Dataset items
------------------------------------------------------------
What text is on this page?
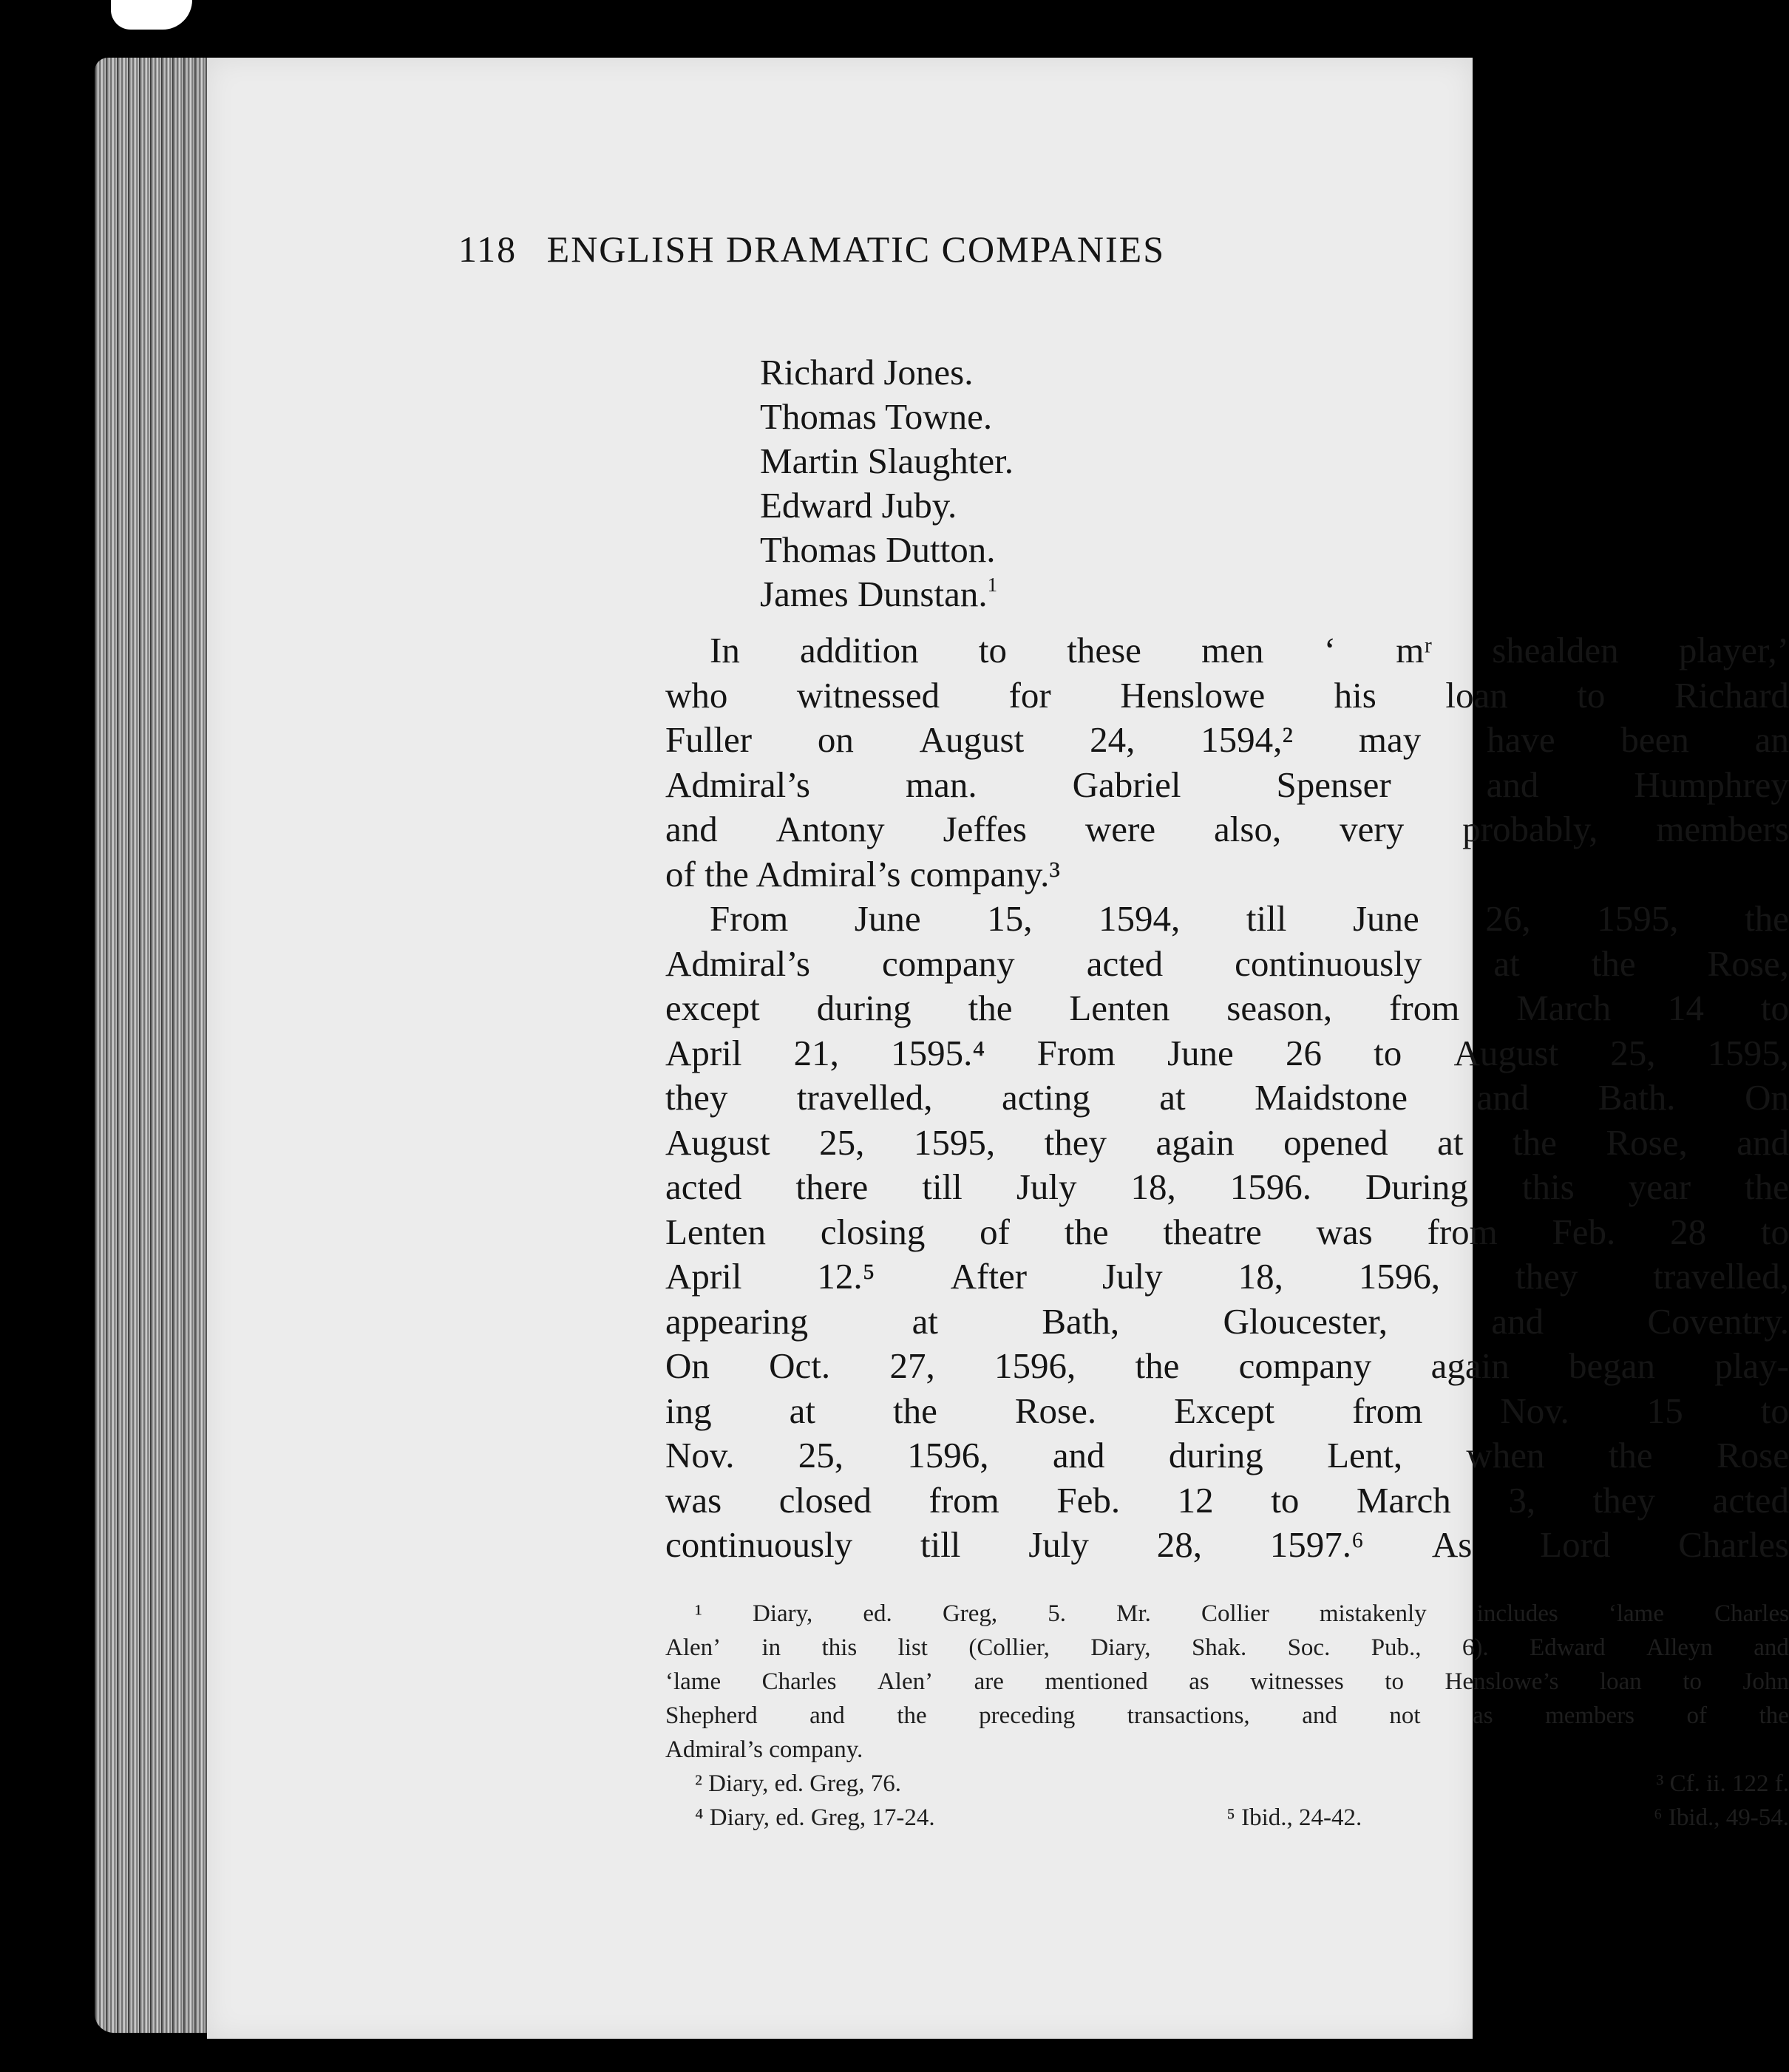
118 ENGLISH DRAMATIC COMPANIES
Richard Jones.
Thomas Towne.
Martin Slaughter.
Edward Juby.
Thomas Dutton.
James Dunstan.$^1$
In addition to these men ‘ mʳ shealden player,’
who witnessed for Henslowe his loan to Richard
Fuller on August 24, 1594,² may have been an
Admiral’s	man.	Gabriel	Spenser	and	Humphrey
and Antony Jeffes were also, very probably, members
of the Admiral’s company.³
From June 15, 1594, till June 26, 1595, the
Admiral’s company acted continuously at the Rose,
except during the Lenten season, from March 14 to
April 21, 1595.⁴ From June 26 to August 25, 1595,
they travelled, acting at Maidstone and Bath. On
August 25, 1595, they again opened at the Rose, and
acted there till July 18, 1596. During this year the
Lenten closing of the theatre was from Feb. 28 to
April 12.⁵ After July 18, 1596, they travelled,
appearing	at	Bath,	Gloucester,	and	Coventry.
On Oct. 27, 1596, the company again began play-
ing at the Rose. Except from Nov. 15 to
Nov. 25, 1596, and during Lent, when the Rose
was closed from Feb. 12 to March 3, they acted
continuously till July 28, 1597.⁶ As Lord Charles
¹ Diary, ed. Greg, 5. Mr. Collier mistakenly includes ‘lame Charles
Alen’ in this list (Collier, Diary, Shak. Soc. Pub., 6). Edward Alleyn and
‘lame Charles Alen’ are mentioned as witnesses to Henslowe’s loan to John
Shepherd and the preceding transactions, and not as members of the
Admiral’s company.
² Diary, ed. Greg, 76.	³ Cf. ii. 122 f.
⁴ Diary, ed. Greg, 17-24.	⁵ Ibid., 24-42.	⁶ Ibid., 49-54.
------------------------------------------------------------
WORK INSTRUCTIONS: Quote all of the entries word for word, omitting any pictures.

ANSWER TO THIS PROBLEM:
What text is on this page?
118 ENGLISH DRAMATIC COMPANIES
Richard Jones.
Thomas Towne.
Martin Slaughter.
Edward Juby.
Thomas Dutton.
James Dunstan.$^1$
In addition to these men ‘ mʳ shealden player,’
who witnessed for Henslowe his loan to Richard
Fuller on August 24, 1594,² may have been an
Admiral’s	man.	Gabriel	Spenser	and	Humphrey
and Antony Jeffes were also, very probably, members
of the Admiral’s company.³
From June 15, 1594, till June 26, 1595, the
Admiral’s company acted continuously at the Rose,
except during the Lenten season, from March 14 to
April 21, 1595.⁴ From June 26 to August 25, 1595,
they travelled, acting at Maidstone and Bath. On
August 25, 1595, they again opened at the Rose, and
acted there till July 18, 1596. During this year the
Lenten closing of the theatre was from Feb. 28 to
April 12.⁵ After July 18, 1596, they travelled,
appearing	at	Bath,	Gloucester,	and	Coventry.
On Oct. 27, 1596, the company again began play-
ing at the Rose. Except from Nov. 15 to
Nov. 25, 1596, and during Lent, when the Rose
was closed from Feb. 12 to March 3, they acted
continuously till July 28, 1597.⁶ As Lord Charles
¹ Diary, ed. Greg, 5. Mr. Collier mistakenly includes ‘lame Charles
Alen’ in this list (Collier, Diary, Shak. Soc. Pub., 6). Edward Alleyn and
‘lame Charles Alen’ are mentioned as witnesses to Henslowe’s loan to John
Shepherd and the preceding transactions, and not as members of the
Admiral’s company.
² Diary, ed. Greg, 76.	³ Cf. ii. 122 f.
⁴ Diary, ed. Greg, 17-24.	⁵ Ibid., 24-42.	⁶ Ibid., 49-54.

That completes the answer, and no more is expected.